- **Records provided**:
- - - - -

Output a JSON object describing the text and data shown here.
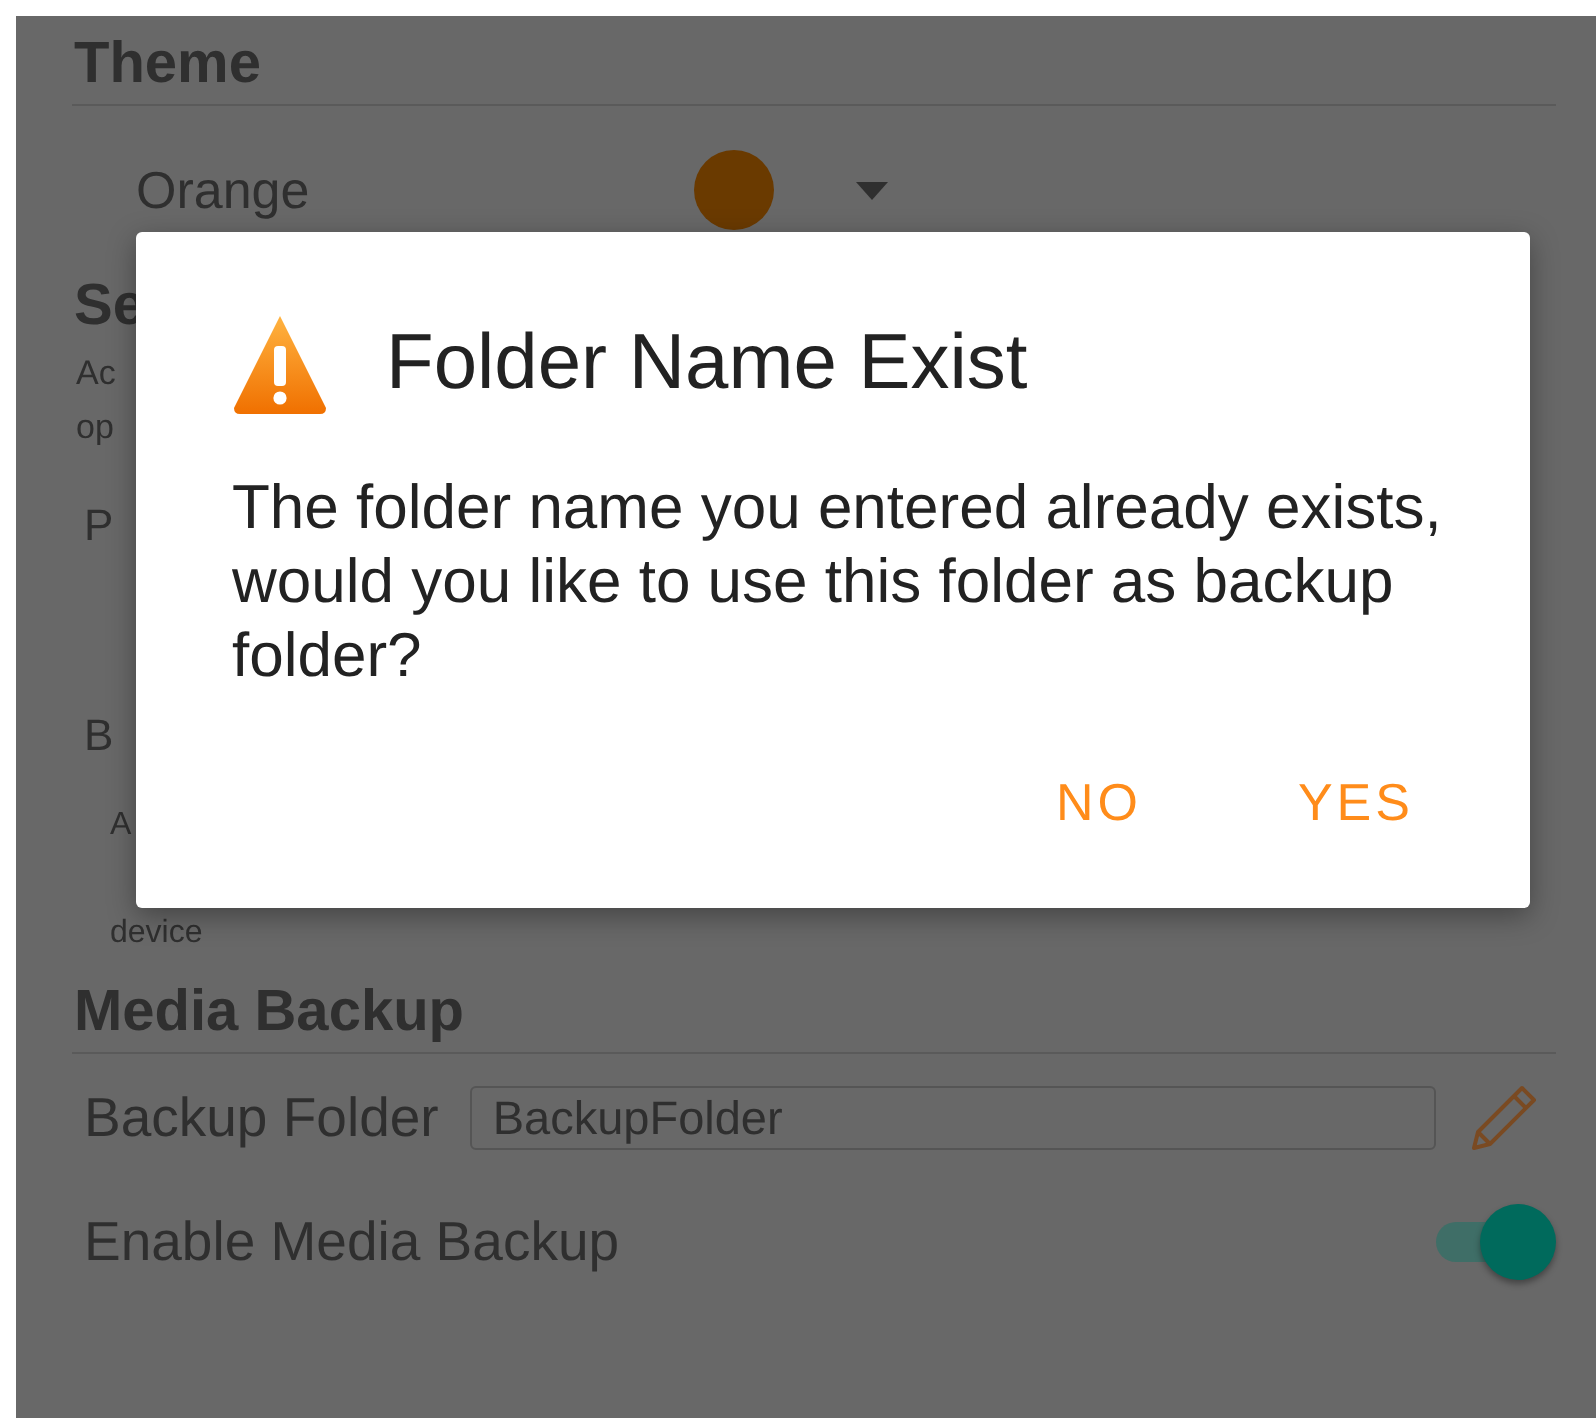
{
  "theme_section": {
    "heading": "Theme",
    "dropdown_value": "Orange"
  },
  "section_2": {
    "heading": "Se",
    "description_lines": [
      "Ac",
      "op"
    ],
    "rows": [
      {
        "label": "P",
        "description_lines": []
      },
      {
        "label": "B",
        "description_lines": [
          "A",
          "device"
        ]
      }
    ]
  },
  "media_backup_section": {
    "heading": "Media Backup",
    "backup_folder": {
      "label": "Backup Folder",
      "value": "BackupFolder"
    },
    "enable_toggle": {
      "label": "Enable Media Backup",
      "on": true
    }
  },
  "dialog": {
    "title": "Folder Name Exist",
    "message": "The folder name you entered already exists, would you like to use this folder as backup folder?",
    "buttons": [
      "NO",
      "YES"
    ]
  }
}
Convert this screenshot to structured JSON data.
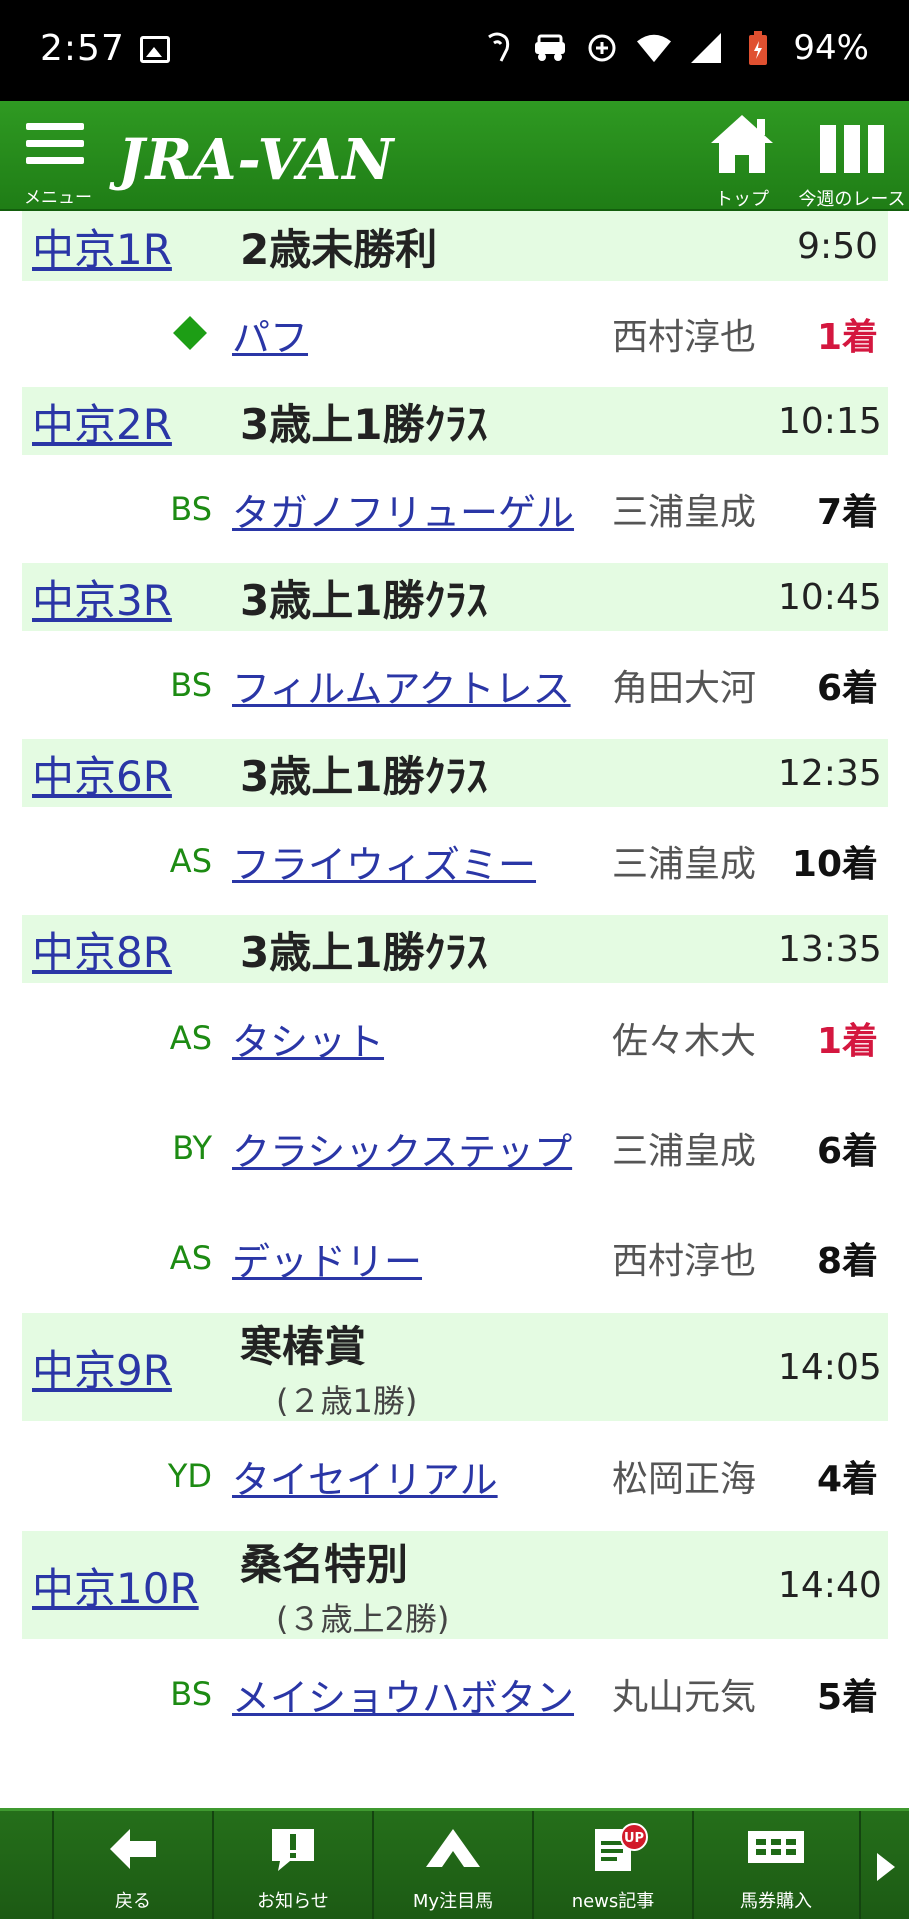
{
  "status_bar": {
    "time": "2:57",
    "battery": "94%"
  },
  "header": {
    "menu_label": "メニュー",
    "logo_text": "JRA-VAN",
    "home_label": "トップ",
    "week_label": "今週のレース"
  },
  "races": [
    {
      "race": "中京1R",
      "name": "2歳未勝利",
      "sub": "",
      "time": "9:50",
      "horses": [
        {
          "mark": "◆",
          "name": "パフ",
          "jockey": "西村淳也",
          "place": "1着",
          "win": true
        }
      ]
    },
    {
      "race": "中京2R",
      "name": "3歳上1勝ｸﾗｽ",
      "sub": "",
      "time": "10:15",
      "horses": [
        {
          "mark": "BS",
          "name": "タガノフリューゲル",
          "jockey": "三浦皇成",
          "place": "7着",
          "win": false
        }
      ]
    },
    {
      "race": "中京3R",
      "name": "3歳上1勝ｸﾗｽ",
      "sub": "",
      "time": "10:45",
      "horses": [
        {
          "mark": "BS",
          "name": "フィルムアクトレス",
          "jockey": "角田大河",
          "place": "6着",
          "win": false
        }
      ]
    },
    {
      "race": "中京6R",
      "name": "3歳上1勝ｸﾗｽ",
      "sub": "",
      "time": "12:35",
      "horses": [
        {
          "mark": "AS",
          "name": "フライウィズミー",
          "jockey": "三浦皇成",
          "place": "10着",
          "win": false
        }
      ]
    },
    {
      "race": "中京8R",
      "name": "3歳上1勝ｸﾗｽ",
      "sub": "",
      "time": "13:35",
      "horses": [
        {
          "mark": "AS",
          "name": "タシット",
          "jockey": "佐々木大",
          "place": "1着",
          "win": true
        },
        {
          "mark": "BY",
          "name": "クラシックステップ",
          "jockey": "三浦皇成",
          "place": "6着",
          "win": false
        },
        {
          "mark": "AS",
          "name": "デッドリー",
          "jockey": "西村淳也",
          "place": "8着",
          "win": false
        }
      ]
    },
    {
      "race": "中京9R",
      "name": "寒椿賞",
      "sub": "(２歳1勝)",
      "time": "14:05",
      "horses": [
        {
          "mark": "YD",
          "name": "タイセイリアル",
          "jockey": "松岡正海",
          "place": "4着",
          "win": false
        }
      ]
    },
    {
      "race": "中京10R",
      "name": "桑名特別",
      "sub": "(３歳上2勝)",
      "time": "14:40",
      "horses": [
        {
          "mark": "BS",
          "name": "メイショウハボタン",
          "jockey": "丸山元気",
          "place": "5着",
          "win": false
        }
      ]
    }
  ],
  "bottom_nav": [
    {
      "label": "戻る",
      "icon": "back-arrow-icon"
    },
    {
      "label": "お知らせ",
      "icon": "notice-icon"
    },
    {
      "label": "My注目馬",
      "icon": "my-horse-icon"
    },
    {
      "label": "news記事",
      "icon": "news-icon",
      "badge": "UP"
    },
    {
      "label": "馬券購入",
      "icon": "ticket-icon"
    }
  ],
  "colors": {
    "header_green": "#2f9a22",
    "race_row_bg": "#e4fbe2",
    "link_blue": "#2a36a6",
    "win_red": "#d4173f",
    "mark_green": "#1d8b13"
  }
}
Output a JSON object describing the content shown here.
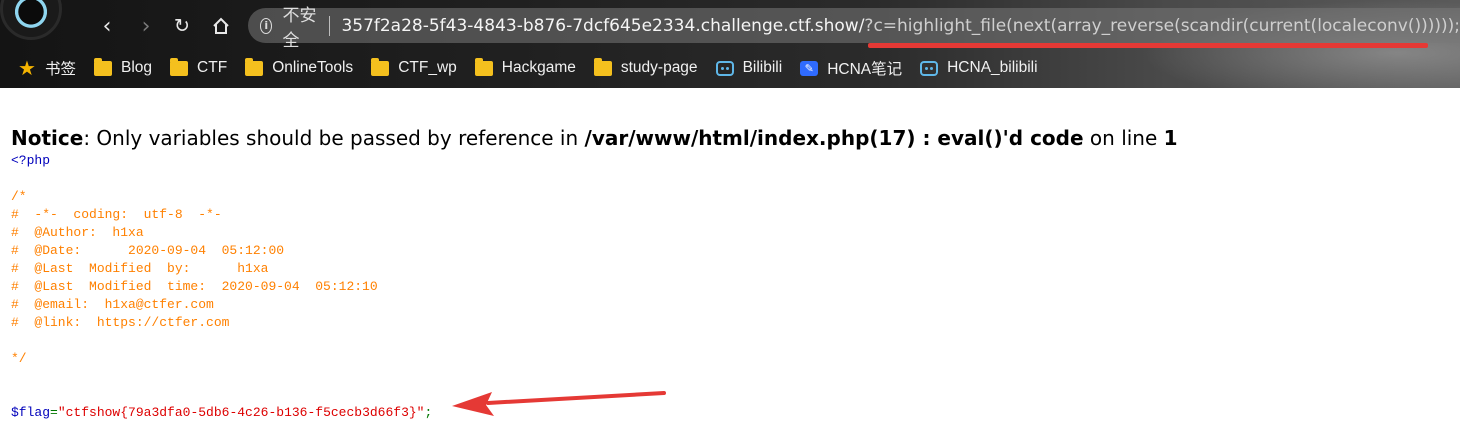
{
  "browser": {
    "address_bar": {
      "security_label": "不安全",
      "url_host": "357f2a28-5f43-4843-b876-7dcf645e2334.challenge.ctf.show/",
      "url_query": "?c=highlight_file(next(array_reverse(scandir(current(localeconv())))));"
    },
    "bookmarks": [
      {
        "label": "书签",
        "icon": "star-icon"
      },
      {
        "label": "Blog",
        "icon": "folder-icon"
      },
      {
        "label": "CTF",
        "icon": "folder-icon"
      },
      {
        "label": "OnlineTools",
        "icon": "folder-icon"
      },
      {
        "label": "CTF_wp",
        "icon": "folder-icon"
      },
      {
        "label": "Hackgame",
        "icon": "folder-icon"
      },
      {
        "label": "study-page",
        "icon": "folder-icon"
      },
      {
        "label": "Bilibili",
        "icon": "bilibili-icon"
      },
      {
        "label": "HCNA笔记",
        "icon": "note-icon"
      },
      {
        "label": "HCNA_bilibili",
        "icon": "bilibili-icon"
      }
    ]
  },
  "notice": {
    "label": "Notice",
    "message": ": Only variables should be passed by reference in ",
    "path": "/var/www/html/index.php(17) : eval()'d code",
    "line_text": " on line ",
    "line_number": "1"
  },
  "source": {
    "open_tag": "<?php",
    "comment_lines": [
      "/*",
      "#  -*-  coding:  utf-8  -*-",
      "#  @Author:  h1xa",
      "#  @Date:      2020-09-04  05:12:00",
      "#  @Last  Modified  by:      h1xa",
      "#  @Last  Modified  time:  2020-09-04  05:12:10",
      "#  @email:  h1xa@ctfer.com",
      "#  @link:  https://ctfer.com",
      "",
      "*/"
    ],
    "flag_var": "$flag",
    "assign": "=",
    "flag_value": "\"ctfshow{79a3dfa0-5db6-4c26-b136-f5cecb3d66f3}\"",
    "terminator": ";"
  },
  "colors": {
    "annotation_red": "#e53935",
    "php_keyword": "#0000bb",
    "php_comment": "#ff8000",
    "php_string": "#dd0000"
  }
}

- - - - -

- **What you have to do**:
Copy out every line of the listing that contains the string "this".

- **Response to the exercise**:
    "message": "The folder name you entered already exists, would you like to use this folder as backup folder?",
Convert this screenshot to structured JSON data.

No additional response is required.